## Start MATERIAL TO PROCESS

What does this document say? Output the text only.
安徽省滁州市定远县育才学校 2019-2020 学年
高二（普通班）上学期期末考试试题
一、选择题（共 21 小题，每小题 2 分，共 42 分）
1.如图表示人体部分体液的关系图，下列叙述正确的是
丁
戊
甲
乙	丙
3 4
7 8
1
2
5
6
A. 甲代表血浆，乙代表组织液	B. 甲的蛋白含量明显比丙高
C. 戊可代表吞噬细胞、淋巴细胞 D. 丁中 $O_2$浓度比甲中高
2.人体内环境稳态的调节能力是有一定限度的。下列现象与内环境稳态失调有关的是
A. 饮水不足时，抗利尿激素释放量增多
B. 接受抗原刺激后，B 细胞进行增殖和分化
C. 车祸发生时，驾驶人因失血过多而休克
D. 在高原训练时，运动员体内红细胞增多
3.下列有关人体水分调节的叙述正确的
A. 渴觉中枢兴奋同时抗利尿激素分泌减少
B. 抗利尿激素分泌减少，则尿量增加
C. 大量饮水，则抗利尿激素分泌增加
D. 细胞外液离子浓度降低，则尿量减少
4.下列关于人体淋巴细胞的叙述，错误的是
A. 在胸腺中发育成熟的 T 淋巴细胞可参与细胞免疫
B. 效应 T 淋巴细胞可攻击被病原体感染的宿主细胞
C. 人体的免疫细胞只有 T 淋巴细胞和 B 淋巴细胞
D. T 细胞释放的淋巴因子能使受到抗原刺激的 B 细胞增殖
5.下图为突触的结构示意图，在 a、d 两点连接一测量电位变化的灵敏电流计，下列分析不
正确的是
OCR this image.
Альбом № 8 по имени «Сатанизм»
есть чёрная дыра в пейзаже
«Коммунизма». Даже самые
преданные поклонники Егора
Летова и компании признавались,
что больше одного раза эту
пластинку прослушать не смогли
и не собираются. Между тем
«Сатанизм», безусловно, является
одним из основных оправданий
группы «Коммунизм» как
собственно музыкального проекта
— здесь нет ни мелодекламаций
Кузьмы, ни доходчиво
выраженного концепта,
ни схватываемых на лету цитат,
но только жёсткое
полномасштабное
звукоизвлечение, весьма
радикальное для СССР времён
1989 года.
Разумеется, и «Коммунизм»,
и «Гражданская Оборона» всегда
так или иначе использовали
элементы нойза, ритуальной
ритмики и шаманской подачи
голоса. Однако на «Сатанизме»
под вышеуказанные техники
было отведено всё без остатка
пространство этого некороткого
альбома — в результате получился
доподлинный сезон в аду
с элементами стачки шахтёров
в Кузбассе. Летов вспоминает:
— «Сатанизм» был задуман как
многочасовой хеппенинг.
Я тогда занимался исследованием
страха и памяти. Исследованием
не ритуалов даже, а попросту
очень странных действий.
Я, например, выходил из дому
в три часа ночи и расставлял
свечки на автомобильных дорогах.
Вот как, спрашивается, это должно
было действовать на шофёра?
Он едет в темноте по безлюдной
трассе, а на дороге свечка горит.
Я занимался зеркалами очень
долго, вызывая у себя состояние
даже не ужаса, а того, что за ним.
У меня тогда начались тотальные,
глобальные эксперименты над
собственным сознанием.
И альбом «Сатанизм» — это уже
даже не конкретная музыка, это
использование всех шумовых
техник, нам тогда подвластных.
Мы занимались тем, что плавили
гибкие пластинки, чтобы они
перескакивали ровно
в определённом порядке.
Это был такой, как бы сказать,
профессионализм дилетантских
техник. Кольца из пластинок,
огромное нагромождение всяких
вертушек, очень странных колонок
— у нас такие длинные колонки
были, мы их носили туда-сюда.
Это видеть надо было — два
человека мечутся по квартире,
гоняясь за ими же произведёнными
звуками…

## End MATERIAL TO PROCESS

• **TASK**
From the listing above, copy all lines holding the word "было".

• **COMPLETED TASK**
было отведено всё без остатка
было действовать на шофёра?
Это видеть надо было — два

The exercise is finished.